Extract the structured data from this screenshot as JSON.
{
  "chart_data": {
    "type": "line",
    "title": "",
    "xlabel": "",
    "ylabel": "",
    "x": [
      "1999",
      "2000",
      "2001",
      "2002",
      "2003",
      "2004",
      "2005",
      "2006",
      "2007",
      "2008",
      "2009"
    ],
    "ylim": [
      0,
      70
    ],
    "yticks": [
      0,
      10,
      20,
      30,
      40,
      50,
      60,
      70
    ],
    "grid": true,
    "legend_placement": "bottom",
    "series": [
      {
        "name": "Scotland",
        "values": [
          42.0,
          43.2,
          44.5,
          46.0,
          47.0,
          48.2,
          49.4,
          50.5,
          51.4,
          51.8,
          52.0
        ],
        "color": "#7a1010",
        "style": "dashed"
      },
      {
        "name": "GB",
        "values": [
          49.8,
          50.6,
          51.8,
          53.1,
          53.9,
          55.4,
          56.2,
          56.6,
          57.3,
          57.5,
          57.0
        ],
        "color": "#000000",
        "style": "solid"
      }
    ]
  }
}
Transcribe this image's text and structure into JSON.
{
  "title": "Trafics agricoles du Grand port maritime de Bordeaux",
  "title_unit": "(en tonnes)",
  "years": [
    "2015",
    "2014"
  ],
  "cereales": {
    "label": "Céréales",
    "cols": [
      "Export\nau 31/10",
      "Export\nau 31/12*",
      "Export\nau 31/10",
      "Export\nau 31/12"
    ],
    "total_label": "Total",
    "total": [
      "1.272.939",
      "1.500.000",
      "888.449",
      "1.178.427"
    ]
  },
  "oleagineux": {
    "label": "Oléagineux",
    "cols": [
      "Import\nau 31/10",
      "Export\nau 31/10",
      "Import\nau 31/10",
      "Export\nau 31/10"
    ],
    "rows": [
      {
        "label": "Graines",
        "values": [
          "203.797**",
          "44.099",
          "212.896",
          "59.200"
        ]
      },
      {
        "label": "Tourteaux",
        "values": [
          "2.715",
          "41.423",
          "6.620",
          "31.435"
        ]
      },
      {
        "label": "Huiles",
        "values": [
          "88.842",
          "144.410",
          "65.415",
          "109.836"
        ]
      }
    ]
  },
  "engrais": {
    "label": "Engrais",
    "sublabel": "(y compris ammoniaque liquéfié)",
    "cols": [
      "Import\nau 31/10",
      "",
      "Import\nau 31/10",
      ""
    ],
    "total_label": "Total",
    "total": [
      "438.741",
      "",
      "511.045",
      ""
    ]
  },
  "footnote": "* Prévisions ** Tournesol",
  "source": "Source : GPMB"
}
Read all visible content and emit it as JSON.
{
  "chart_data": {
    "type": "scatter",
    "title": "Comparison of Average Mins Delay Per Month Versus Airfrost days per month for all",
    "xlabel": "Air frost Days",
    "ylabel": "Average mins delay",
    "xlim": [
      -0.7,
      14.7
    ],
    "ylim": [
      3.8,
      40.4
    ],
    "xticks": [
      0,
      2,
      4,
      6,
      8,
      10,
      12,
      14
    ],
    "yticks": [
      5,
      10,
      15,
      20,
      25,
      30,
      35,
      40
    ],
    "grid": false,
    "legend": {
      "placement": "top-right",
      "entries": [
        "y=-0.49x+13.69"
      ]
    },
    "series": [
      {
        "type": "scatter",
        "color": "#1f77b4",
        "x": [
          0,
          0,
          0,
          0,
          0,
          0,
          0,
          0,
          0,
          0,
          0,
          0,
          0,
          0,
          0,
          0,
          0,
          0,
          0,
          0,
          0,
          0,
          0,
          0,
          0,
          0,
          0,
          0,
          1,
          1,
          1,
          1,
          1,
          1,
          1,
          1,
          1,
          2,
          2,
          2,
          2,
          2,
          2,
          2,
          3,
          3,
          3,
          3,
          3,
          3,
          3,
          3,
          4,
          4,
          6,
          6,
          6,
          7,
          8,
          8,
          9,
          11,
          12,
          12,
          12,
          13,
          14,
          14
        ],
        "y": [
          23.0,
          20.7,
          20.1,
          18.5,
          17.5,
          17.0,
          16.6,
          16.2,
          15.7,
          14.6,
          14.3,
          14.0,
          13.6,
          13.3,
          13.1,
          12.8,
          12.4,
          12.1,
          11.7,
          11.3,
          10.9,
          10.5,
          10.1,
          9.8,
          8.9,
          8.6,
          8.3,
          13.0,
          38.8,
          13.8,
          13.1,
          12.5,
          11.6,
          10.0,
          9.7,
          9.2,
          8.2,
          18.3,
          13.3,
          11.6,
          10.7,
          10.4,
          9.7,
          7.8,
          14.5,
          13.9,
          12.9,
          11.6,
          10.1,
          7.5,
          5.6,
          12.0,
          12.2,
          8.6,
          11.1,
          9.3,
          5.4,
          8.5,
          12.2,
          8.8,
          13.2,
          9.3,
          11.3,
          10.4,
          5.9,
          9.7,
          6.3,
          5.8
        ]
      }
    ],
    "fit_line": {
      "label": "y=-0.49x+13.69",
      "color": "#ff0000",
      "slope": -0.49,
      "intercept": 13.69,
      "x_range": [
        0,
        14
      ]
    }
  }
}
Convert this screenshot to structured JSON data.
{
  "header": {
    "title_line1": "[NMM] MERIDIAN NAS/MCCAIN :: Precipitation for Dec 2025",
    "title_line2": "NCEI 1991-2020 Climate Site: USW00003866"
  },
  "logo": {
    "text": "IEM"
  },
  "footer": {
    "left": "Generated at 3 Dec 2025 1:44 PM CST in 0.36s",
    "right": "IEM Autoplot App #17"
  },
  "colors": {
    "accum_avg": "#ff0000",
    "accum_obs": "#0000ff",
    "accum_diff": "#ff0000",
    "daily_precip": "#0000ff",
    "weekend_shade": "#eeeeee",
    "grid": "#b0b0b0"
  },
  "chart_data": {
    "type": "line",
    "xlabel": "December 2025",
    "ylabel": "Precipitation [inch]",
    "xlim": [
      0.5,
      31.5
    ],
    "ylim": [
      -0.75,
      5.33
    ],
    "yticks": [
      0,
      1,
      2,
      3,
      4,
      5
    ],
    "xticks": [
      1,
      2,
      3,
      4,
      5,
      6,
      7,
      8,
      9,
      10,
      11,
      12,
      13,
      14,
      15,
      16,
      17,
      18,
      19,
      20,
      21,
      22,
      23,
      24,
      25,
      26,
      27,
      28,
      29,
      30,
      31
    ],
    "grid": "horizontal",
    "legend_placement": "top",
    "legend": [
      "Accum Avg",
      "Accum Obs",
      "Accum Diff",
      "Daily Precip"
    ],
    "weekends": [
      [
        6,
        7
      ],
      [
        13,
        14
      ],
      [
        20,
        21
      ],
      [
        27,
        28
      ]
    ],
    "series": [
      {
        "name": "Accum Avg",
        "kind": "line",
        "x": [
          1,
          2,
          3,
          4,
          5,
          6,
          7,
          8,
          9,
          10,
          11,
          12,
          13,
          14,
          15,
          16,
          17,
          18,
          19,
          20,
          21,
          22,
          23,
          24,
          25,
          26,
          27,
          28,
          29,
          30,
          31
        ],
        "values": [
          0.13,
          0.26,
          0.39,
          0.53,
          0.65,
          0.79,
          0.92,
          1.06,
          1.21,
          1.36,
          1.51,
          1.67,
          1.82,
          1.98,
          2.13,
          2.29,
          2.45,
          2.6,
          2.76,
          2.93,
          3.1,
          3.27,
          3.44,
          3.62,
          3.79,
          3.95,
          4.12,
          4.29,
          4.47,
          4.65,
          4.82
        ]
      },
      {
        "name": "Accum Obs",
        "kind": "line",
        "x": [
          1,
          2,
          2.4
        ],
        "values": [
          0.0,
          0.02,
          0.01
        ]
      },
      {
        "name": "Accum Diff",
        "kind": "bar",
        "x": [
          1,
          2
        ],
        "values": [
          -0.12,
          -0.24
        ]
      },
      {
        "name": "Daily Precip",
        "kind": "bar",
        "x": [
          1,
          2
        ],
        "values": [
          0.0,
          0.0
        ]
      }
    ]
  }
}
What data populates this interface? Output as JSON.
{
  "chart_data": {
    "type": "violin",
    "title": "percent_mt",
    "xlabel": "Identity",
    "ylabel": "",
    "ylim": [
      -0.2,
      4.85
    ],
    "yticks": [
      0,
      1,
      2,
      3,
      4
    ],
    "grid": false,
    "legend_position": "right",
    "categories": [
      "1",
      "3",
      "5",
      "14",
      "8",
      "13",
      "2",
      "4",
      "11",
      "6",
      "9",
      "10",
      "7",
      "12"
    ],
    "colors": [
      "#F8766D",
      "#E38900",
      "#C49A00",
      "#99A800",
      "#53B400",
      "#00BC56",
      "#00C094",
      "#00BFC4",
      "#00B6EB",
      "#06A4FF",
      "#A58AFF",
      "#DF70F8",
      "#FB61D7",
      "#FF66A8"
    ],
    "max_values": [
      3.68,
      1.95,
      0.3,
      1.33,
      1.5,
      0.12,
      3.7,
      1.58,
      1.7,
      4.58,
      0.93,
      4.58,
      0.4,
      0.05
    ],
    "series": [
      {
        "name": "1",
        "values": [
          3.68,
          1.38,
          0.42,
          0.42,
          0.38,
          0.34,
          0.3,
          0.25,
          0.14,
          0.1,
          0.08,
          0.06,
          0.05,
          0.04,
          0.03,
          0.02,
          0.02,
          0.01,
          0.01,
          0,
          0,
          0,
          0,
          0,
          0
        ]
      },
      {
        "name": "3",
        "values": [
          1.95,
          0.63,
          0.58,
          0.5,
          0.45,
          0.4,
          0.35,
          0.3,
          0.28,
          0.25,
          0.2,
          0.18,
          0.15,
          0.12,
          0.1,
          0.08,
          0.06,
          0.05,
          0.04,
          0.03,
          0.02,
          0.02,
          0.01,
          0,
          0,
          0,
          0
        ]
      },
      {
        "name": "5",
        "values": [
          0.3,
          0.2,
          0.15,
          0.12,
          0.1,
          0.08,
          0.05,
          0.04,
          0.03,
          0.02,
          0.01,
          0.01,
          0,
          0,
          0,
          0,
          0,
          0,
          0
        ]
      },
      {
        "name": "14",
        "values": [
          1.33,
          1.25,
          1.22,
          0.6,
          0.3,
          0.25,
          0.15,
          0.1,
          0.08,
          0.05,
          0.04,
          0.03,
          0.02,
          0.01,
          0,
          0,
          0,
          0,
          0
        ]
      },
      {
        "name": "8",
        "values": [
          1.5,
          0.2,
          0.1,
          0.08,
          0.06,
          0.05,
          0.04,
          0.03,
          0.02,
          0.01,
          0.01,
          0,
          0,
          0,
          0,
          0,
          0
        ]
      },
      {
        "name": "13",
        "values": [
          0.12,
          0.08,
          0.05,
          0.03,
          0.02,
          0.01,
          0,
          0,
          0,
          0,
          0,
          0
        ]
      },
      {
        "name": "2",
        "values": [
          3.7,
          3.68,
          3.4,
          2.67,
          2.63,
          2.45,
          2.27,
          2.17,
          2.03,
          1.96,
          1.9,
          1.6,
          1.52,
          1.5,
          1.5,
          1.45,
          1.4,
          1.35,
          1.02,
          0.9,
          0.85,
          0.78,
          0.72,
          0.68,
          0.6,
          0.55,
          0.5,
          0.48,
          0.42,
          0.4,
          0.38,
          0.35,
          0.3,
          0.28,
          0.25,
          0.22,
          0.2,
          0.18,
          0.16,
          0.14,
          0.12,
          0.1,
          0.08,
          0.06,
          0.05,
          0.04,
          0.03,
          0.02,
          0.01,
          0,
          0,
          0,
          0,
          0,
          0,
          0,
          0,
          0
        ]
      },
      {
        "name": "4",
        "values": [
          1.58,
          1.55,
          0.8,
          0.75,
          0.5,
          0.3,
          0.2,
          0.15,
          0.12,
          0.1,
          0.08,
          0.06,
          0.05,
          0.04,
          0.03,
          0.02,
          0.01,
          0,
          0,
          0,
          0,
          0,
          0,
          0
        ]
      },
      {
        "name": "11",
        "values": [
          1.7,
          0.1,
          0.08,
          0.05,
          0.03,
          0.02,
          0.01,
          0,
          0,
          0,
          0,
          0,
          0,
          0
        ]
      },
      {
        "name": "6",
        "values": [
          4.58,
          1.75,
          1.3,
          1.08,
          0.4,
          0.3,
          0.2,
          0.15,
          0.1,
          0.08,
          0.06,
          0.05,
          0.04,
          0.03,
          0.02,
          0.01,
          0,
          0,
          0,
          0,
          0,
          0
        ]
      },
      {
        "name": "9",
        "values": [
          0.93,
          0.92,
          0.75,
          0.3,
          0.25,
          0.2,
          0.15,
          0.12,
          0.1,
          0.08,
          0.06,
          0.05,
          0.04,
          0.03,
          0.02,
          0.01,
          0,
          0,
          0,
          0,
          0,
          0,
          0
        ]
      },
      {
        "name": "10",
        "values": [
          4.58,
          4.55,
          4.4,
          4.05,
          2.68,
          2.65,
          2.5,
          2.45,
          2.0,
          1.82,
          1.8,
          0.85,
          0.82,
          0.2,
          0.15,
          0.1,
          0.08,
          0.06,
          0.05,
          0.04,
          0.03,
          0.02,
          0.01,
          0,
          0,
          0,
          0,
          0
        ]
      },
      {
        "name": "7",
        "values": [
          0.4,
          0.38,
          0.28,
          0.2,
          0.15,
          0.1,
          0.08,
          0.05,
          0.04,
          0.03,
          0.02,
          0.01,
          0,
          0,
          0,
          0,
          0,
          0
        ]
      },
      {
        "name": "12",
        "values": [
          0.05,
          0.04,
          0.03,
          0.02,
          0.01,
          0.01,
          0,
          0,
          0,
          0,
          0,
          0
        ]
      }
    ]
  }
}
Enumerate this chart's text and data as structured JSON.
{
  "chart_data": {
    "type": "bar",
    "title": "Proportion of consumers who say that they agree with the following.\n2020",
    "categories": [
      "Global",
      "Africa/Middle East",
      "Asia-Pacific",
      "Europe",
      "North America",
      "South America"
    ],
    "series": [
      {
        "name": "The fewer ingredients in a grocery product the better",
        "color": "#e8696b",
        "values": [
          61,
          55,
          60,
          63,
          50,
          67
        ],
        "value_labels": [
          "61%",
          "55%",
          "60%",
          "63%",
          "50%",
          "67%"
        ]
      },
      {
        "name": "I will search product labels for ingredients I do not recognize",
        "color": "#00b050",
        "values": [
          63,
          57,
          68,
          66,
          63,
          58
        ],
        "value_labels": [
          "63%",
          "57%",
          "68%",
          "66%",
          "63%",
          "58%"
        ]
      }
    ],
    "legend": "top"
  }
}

┄┄┄┄┄┄┄┄┄┄┄┄┄┄┄┄┄┄┄┄

=== EXERCISE REQUIREMENTS ===
Take each line of the material that contains the word "screenshot" and list it.

=== WRITTEN ANSWER ===
Extract the structured data from this screenshot as JSON.
Convert this screenshot to structured JSON data.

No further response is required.